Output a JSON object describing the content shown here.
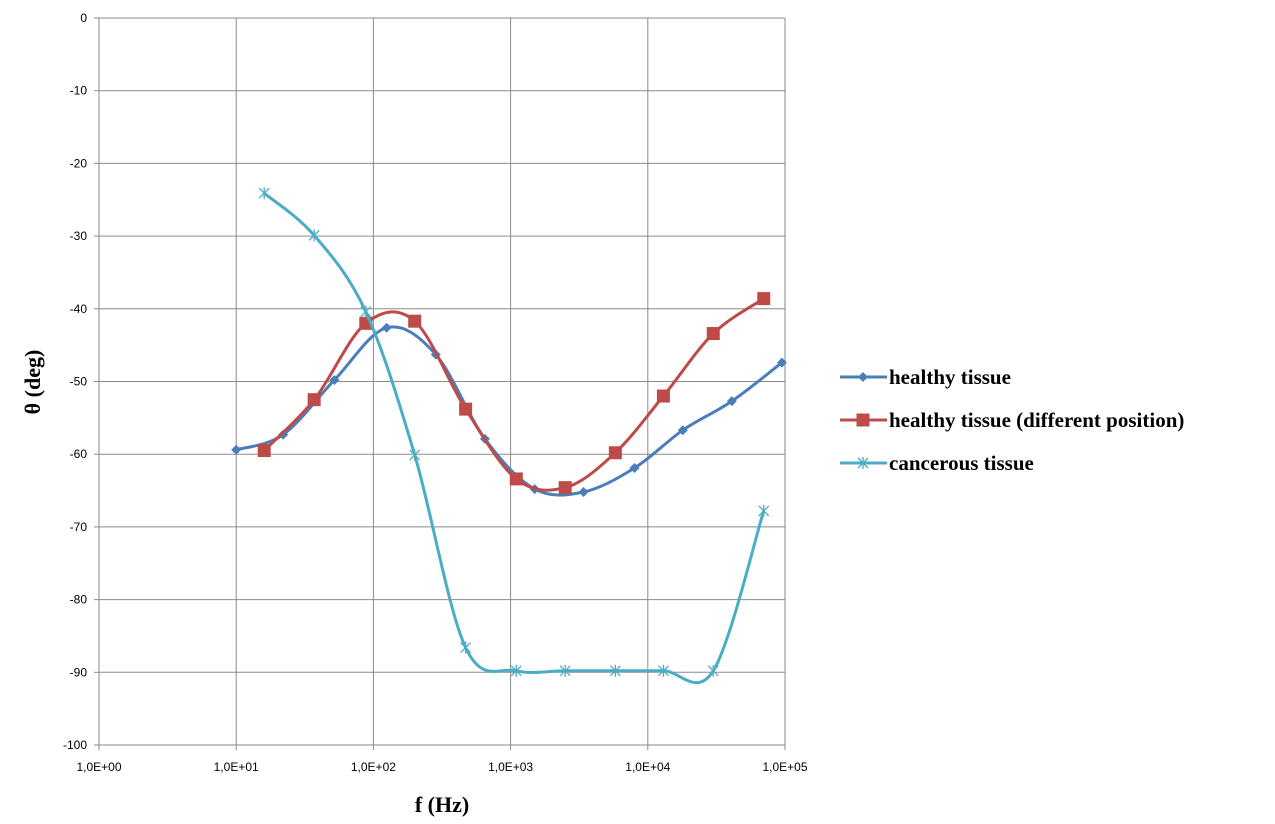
{
  "chart_data": {
    "type": "line",
    "title": "",
    "xlabel": "f (Hz)",
    "ylabel": "θ (deg)",
    "x_scale": "log",
    "xlim": [
      1,
      100000
    ],
    "ylim": [
      -100,
      0
    ],
    "x_tick_values": [
      1,
      10,
      100,
      1000,
      10000,
      100000
    ],
    "x_tick_labels": [
      "1,0E+00",
      "1,0E+01",
      "1,0E+02",
      "1,0E+03",
      "1,0E+04",
      "1,0E+05"
    ],
    "y_tick_values": [
      0,
      -10,
      -20,
      -30,
      -40,
      -50,
      -60,
      -70,
      -80,
      -90,
      -100
    ],
    "y_tick_labels": [
      "0",
      "-10",
      "-20",
      "-30",
      "-40",
      "-50",
      "-60",
      "-70",
      "-80",
      "-90",
      "-100"
    ],
    "grid": true,
    "legend_position": "right",
    "series": [
      {
        "name": "healthy tissue",
        "color": "#4a7ebb",
        "marker": "diamond",
        "x": [
          10,
          22,
          52,
          125,
          285,
          650,
          1500,
          3400,
          8000,
          18000,
          41000,
          95000
        ],
        "y": [
          -59.4,
          -57.3,
          -49.8,
          -42.6,
          -46.3,
          -57.9,
          -64.8,
          -65.2,
          -61.9,
          -56.7,
          -52.7,
          -47.4
        ]
      },
      {
        "name": "healthy tissue (different position)",
        "color": "#be4b48",
        "marker": "square",
        "x": [
          16,
          37,
          88,
          200,
          470,
          1100,
          2500,
          5800,
          13000,
          30000,
          70000
        ],
        "y": [
          -59.5,
          -52.5,
          -42.0,
          -41.7,
          -53.8,
          -63.4,
          -64.6,
          -59.8,
          -52.0,
          -43.4,
          -38.6
        ]
      },
      {
        "name": "cancerous tissue",
        "color": "#4bacc6",
        "marker": "star",
        "x": [
          16,
          37,
          88,
          200,
          470,
          1100,
          2500,
          5800,
          13000,
          30000,
          70000
        ],
        "y": [
          -24.1,
          -29.9,
          -40.4,
          -60.1,
          -86.6,
          -89.8,
          -89.8,
          -89.8,
          -89.8,
          -89.8,
          -67.8
        ]
      }
    ]
  }
}
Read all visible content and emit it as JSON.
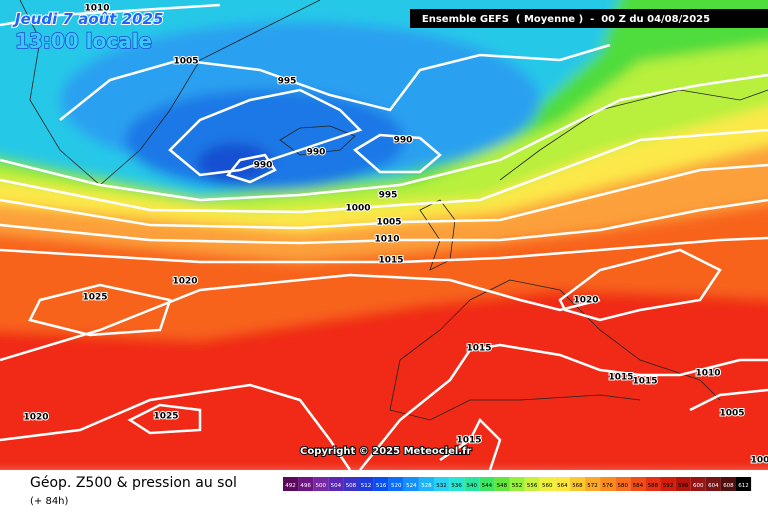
{
  "header": {
    "date": "Jeudi 7 août 2025",
    "time": "13:00 locale",
    "run": "Ensemble GEFS  ( Moyenne )  -  00 Z du 04/08/2025"
  },
  "isobar_labels": [
    "1010",
    "1005",
    "995",
    "990",
    "990",
    "990",
    "995",
    "1000",
    "1005",
    "1010",
    "1015",
    "1020",
    "1025",
    "1020",
    "1015",
    "1015",
    "1015",
    "1010",
    "1005",
    "100",
    "1020",
    "1025",
    "1015"
  ],
  "copyright": "Copyright © 2025 Meteociel.fr",
  "footer": {
    "title": "Géop. Z500 & pression au sol",
    "lead": "(+ 84h)"
  },
  "color_scale": {
    "labels": [
      "492",
      "496",
      "500",
      "504",
      "508",
      "512",
      "516",
      "520",
      "524",
      "528",
      "532",
      "536",
      "540",
      "544",
      "548",
      "552",
      "556",
      "560",
      "564",
      "568",
      "572",
      "576",
      "580",
      "584",
      "588",
      "592",
      "596",
      "600",
      "604",
      "608",
      "612"
    ]
  }
}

════════════════════

**Exercise details**
Images in the records should not be copied. Repeat all the rest exactly.

**Final result**
Output a JSON object describing the content shown here.
{
  "chart_data": {
    "type": "line",
    "title": "",
    "xlabel": "f (Hz)",
    "ylabel": "θ (deg)",
    "x_scale": "log",
    "xlim": [
      1,
      100000
    ],
    "ylim": [
      -100,
      0
    ],
    "x_tick_values": [
      1,
      10,
      100,
      1000,
      10000,
      100000
    ],
    "x_tick_labels": [
      "1,0E+00",
      "1,0E+01",
      "1,0E+02",
      "1,0E+03",
      "1,0E+04",
      "1,0E+05"
    ],
    "y_tick_values": [
      0,
      -10,
      -20,
      -30,
      -40,
      -50,
      -60,
      -70,
      -80,
      -90,
      -100
    ],
    "y_tick_labels": [
      "0",
      "-10",
      "-20",
      "-30",
      "-40",
      "-50",
      "-60",
      "-70",
      "-80",
      "-90",
      "-100"
    ],
    "grid": true,
    "legend_position": "right",
    "series": [
      {
        "name": "healthy tissue",
        "color": "#4a7ebb",
        "marker": "diamond",
        "x": [
          10,
          22,
          52,
          125,
          285,
          650,
          1500,
          3400,
          8000,
          18000,
          41000,
          95000
        ],
        "y": [
          -59.4,
          -57.3,
          -49.8,
          -42.6,
          -46.3,
          -57.9,
          -64.8,
          -65.2,
          -61.9,
          -56.7,
          -52.7,
          -47.4
        ]
      },
      {
        "name": "healthy tissue (different position)",
        "color": "#be4b48",
        "marker": "square",
        "x": [
          16,
          37,
          88,
          200,
          470,
          1100,
          2500,
          5800,
          13000,
          30000,
          70000
        ],
        "y": [
          -59.5,
          -52.5,
          -42.0,
          -41.7,
          -53.8,
          -63.4,
          -64.6,
          -59.8,
          -52.0,
          -43.4,
          -38.6
        ]
      },
      {
        "name": "cancerous tissue",
        "color": "#4bacc6",
        "marker": "star",
        "x": [
          16,
          37,
          88,
          200,
          470,
          1100,
          2500,
          5800,
          13000,
          30000,
          70000
        ],
        "y": [
          -24.1,
          -29.9,
          -40.4,
          -60.1,
          -86.6,
          -89.8,
          -89.8,
          -89.8,
          -89.8,
          -89.8,
          -67.8
        ]
      }
    ]
  }
}
Read all visible content and emit it as JSON.
{
  "header": {
    "date": "Jeudi 7 août 2025",
    "time": "13:00 locale",
    "run": "Ensemble GEFS  ( Moyenne )  -  00 Z du 04/08/2025"
  },
  "isobar_labels": [
    "1010",
    "1005",
    "995",
    "990",
    "990",
    "990",
    "995",
    "1000",
    "1005",
    "1010",
    "1015",
    "1020",
    "1025",
    "1020",
    "1015",
    "1015",
    "1015",
    "1010",
    "1005",
    "100",
    "1020",
    "1025",
    "1015"
  ],
  "copyright": "Copyright © 2025 Meteociel.fr",
  "footer": {
    "title": "Géop. Z500 & pression au sol",
    "lead": "(+ 84h)"
  },
  "color_scale": {
    "labels": [
      "492",
      "496",
      "500",
      "504",
      "508",
      "512",
      "516",
      "520",
      "524",
      "528",
      "532",
      "536",
      "540",
      "544",
      "548",
      "552",
      "556",
      "560",
      "564",
      "568",
      "572",
      "576",
      "580",
      "584",
      "588",
      "592",
      "596",
      "600",
      "604",
      "608",
      "612"
    ]
  }
}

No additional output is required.